◆ Your goal
Each line below must be set down exactly; omit any image you find.

◆ Records to use

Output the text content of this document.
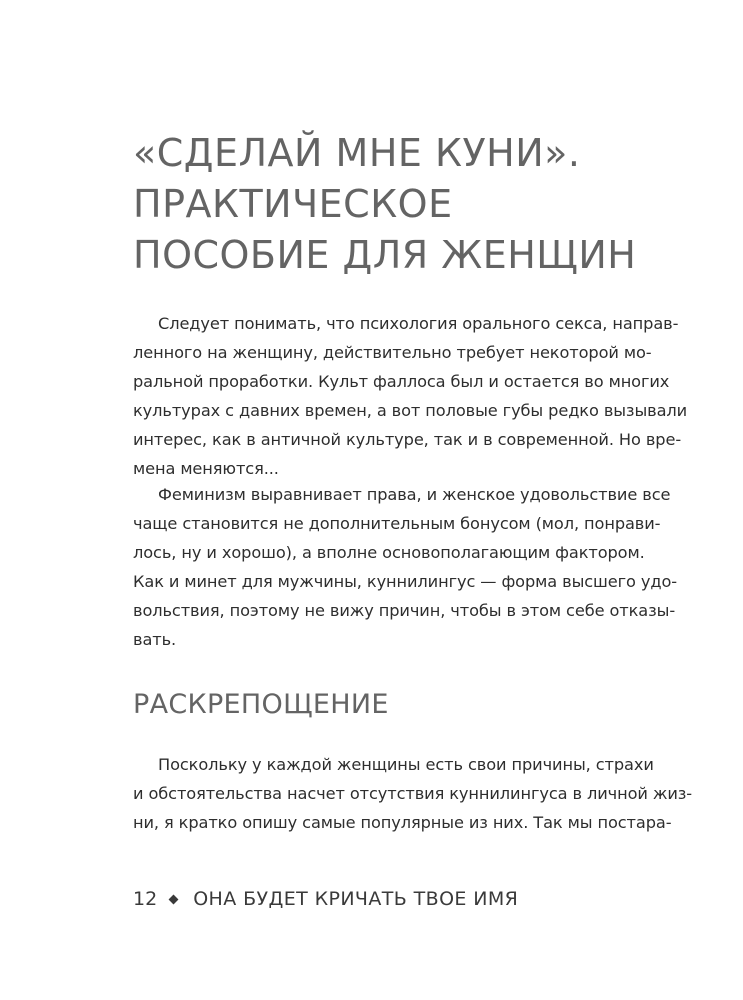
«СДЕЛАЙ МНЕ КУНИ».
ПРАКТИЧЕСКОЕ
ПОСОБИЕ ДЛЯ ЖЕНЩИН
Следует понимать, что психология орального секса, направ-
ленного на женщину, действительно требует некоторой мо-
ральной проработки. Культ фаллоса был и остается во многих
культурах с давних времен, а вот половые губы редко вызывали
интерес, как в античной культуре, так и в современной. Но вре-
мена меняются...
Феминизм выравнивает права, и женское удовольствие все
чаще становится не дополнительным бонусом (мол, понрави-
лось, ну и хорошо), а вполне основополагающим фактором.
Как и минет для мужчины, куннилингус — форма высшего удо-
вольствия, поэтому не вижу причин, чтобы в этом себе отказы-
вать.
РАСКРЕПОЩЕНИЕ
Поскольку у каждой женщины есть свои причины, страхи
и обстоятельства насчет отсутствия куннилингуса в личной жиз-
ни, я кратко опишу самые популярные из них. Так мы постара-
12 ОНА БУДЕТ КРИЧАТЬ ТВОЕ ИМЯ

◆ Complete output
Output the text content of this document.
«СДЕЛАЙ МНЕ КУНИ».
ПРАКТИЧЕСКОЕ
ПОСОБИЕ ДЛЯ ЖЕНЩИН
Следует понимать, что психология орального секса, направ-
ленного на женщину, действительно требует некоторой мо-
ральной проработки. Культ фаллоса был и остается во многих
культурах с давних времен, а вот половые губы редко вызывали
интерес, как в античной культуре, так и в современной. Но вре-
мена меняются...
Феминизм выравнивает права, и женское удовольствие все
чаще становится не дополнительным бонусом (мол, понрави-
лось, ну и хорошо), а вполне основополагающим фактором.
Как и минет для мужчины, куннилингус — форма высшего удо-
вольствия, поэтому не вижу причин, чтобы в этом себе отказы-
вать.
РАСКРЕПОЩЕНИЕ
Поскольку у каждой женщины есть свои причины, страхи
и обстоятельства насчет отсутствия куннилингуса в личной жиз-
ни, я кратко опишу самые популярные из них. Так мы постара-
12 ОНА БУДЕТ КРИЧАТЬ ТВОЕ ИМЯ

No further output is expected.